▶ Directions: Read through the data and count the lines that contain the string "this"; give only the result.

═══

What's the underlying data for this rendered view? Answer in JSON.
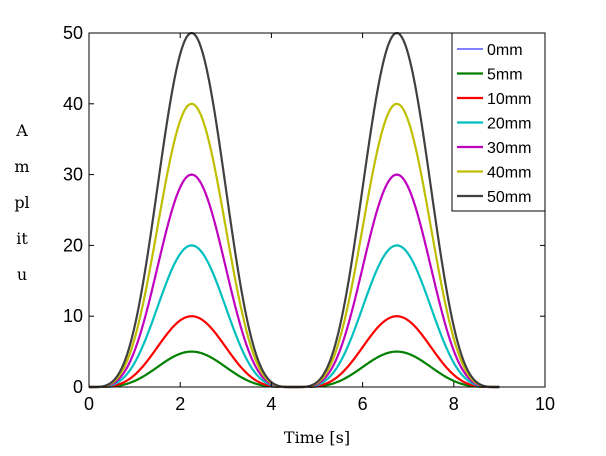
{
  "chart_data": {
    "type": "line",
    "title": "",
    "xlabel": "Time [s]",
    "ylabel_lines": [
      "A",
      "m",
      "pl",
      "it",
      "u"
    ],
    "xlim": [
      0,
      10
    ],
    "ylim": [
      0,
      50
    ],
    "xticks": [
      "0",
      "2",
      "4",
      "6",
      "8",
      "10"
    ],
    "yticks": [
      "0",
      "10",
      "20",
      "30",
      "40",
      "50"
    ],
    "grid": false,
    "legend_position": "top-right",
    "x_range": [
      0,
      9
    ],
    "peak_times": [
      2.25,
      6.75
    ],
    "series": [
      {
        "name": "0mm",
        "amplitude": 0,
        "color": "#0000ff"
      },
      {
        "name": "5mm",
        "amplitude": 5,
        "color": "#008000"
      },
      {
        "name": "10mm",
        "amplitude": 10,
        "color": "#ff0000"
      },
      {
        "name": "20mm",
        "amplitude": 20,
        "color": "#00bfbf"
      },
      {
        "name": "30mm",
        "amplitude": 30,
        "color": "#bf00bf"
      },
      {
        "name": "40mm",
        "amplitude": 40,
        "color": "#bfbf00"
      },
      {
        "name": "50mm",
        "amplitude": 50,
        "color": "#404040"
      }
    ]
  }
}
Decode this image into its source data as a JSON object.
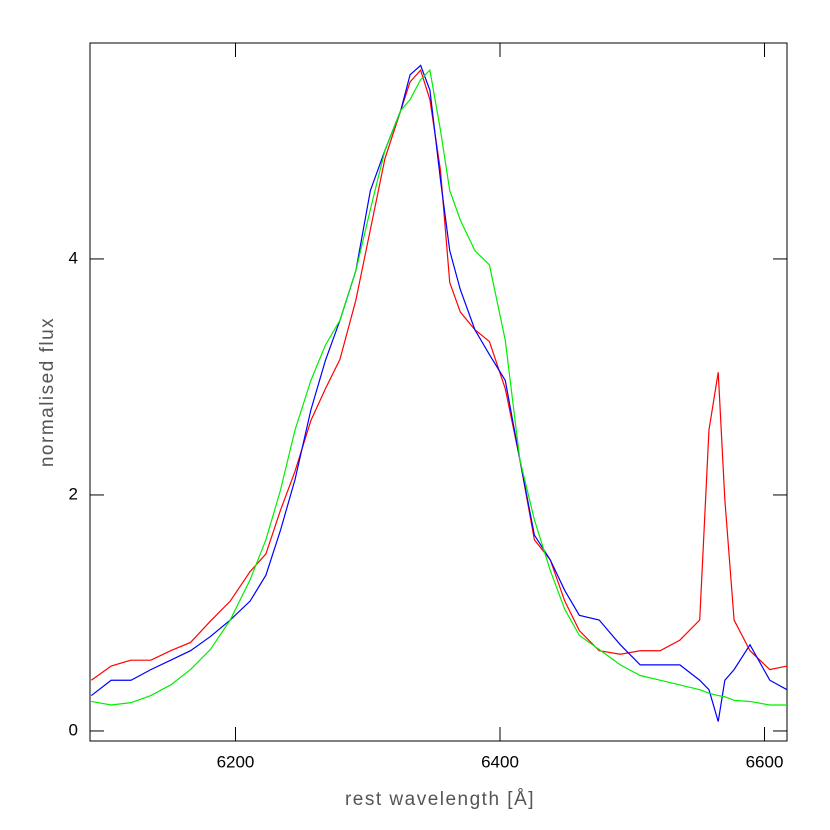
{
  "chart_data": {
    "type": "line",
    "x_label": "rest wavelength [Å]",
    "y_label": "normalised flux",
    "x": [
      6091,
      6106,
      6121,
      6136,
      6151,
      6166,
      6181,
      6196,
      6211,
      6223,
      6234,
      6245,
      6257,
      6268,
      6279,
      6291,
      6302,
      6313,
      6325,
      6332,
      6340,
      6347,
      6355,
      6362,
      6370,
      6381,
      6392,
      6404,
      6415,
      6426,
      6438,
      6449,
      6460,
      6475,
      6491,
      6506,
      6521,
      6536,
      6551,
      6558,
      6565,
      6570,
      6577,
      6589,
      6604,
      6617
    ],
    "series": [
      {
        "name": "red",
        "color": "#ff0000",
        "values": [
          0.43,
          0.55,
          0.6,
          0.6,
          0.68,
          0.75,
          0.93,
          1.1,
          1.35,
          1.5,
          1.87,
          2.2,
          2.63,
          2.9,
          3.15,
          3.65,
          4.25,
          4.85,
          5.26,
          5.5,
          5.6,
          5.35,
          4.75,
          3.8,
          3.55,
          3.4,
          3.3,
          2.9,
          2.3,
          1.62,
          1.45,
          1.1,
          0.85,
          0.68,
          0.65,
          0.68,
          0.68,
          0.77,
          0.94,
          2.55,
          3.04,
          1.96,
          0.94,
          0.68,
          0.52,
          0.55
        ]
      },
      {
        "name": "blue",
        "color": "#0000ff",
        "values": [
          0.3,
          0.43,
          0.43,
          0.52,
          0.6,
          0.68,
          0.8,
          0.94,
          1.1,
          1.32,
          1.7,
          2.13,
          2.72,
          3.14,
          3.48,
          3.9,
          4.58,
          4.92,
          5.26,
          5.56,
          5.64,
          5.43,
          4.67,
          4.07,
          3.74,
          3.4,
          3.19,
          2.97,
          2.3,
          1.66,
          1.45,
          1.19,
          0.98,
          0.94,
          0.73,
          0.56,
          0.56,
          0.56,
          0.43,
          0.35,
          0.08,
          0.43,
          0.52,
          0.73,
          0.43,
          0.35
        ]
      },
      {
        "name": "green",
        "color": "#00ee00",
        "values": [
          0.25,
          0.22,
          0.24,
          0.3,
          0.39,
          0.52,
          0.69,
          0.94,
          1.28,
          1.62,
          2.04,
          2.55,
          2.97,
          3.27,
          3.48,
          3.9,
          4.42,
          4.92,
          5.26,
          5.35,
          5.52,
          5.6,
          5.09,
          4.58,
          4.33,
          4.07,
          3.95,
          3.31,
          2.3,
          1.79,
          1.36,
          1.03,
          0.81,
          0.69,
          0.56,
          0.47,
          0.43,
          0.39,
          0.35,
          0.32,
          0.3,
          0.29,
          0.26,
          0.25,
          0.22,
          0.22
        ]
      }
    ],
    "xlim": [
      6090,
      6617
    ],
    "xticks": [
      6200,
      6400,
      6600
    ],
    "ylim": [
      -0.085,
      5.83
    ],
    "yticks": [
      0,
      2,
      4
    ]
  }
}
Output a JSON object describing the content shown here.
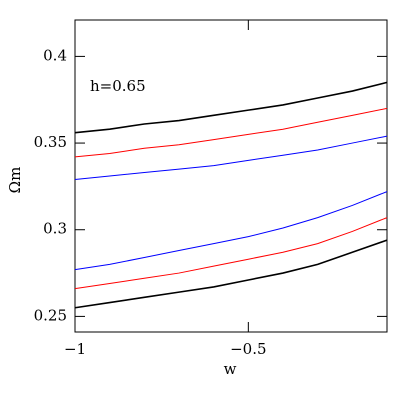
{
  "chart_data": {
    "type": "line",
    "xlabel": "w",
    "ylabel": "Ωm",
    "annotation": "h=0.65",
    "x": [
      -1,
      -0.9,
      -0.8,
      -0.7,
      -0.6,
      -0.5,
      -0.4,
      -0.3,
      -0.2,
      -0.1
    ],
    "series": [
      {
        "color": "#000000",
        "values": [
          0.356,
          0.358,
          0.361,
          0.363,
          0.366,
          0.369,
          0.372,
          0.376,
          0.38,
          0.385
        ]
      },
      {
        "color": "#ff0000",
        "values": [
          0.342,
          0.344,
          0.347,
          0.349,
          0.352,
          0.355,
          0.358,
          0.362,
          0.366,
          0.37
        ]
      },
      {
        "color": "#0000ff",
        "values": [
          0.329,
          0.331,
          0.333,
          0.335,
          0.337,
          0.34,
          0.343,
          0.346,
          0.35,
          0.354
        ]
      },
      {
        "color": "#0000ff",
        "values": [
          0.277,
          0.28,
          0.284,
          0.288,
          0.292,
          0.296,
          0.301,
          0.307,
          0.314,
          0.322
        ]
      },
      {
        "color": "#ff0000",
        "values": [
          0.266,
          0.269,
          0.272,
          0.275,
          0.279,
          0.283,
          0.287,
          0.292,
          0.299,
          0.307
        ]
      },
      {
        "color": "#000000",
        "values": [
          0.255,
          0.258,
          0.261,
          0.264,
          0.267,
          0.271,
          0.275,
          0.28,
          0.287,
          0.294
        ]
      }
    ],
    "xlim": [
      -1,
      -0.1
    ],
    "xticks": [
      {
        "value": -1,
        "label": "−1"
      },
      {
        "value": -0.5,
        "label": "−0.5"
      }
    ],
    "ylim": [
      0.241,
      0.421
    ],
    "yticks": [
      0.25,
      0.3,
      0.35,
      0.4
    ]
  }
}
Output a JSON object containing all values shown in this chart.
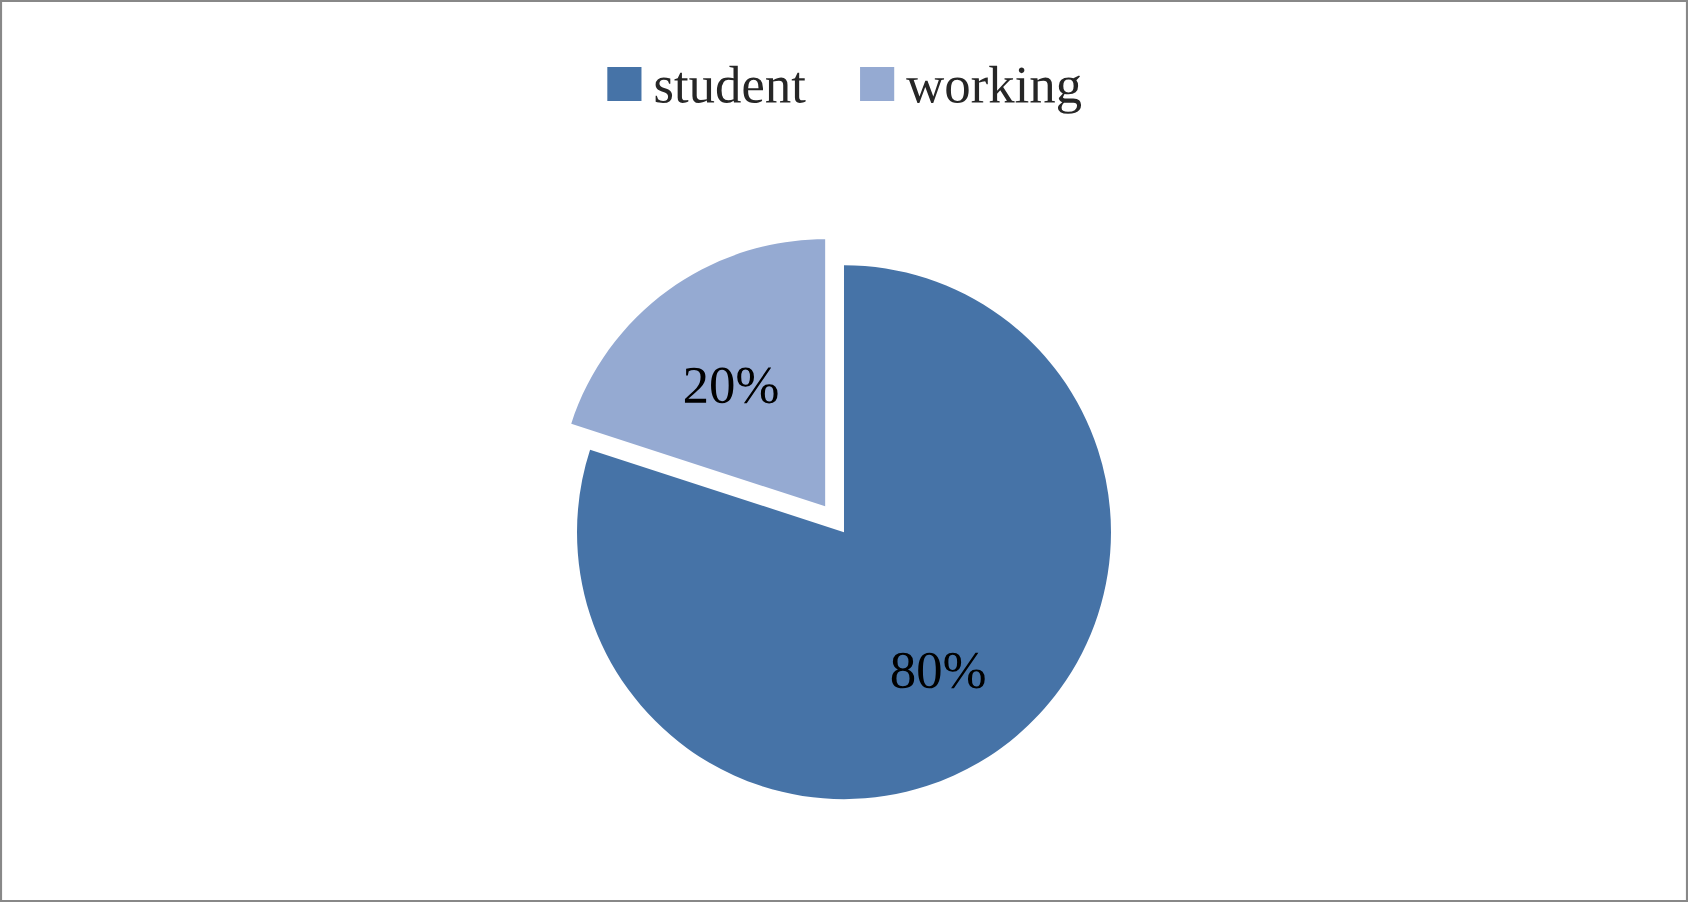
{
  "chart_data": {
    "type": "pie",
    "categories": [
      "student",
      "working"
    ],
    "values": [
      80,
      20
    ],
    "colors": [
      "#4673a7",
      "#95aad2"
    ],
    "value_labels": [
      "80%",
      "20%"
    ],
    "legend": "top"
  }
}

═══

▶ The solution: 3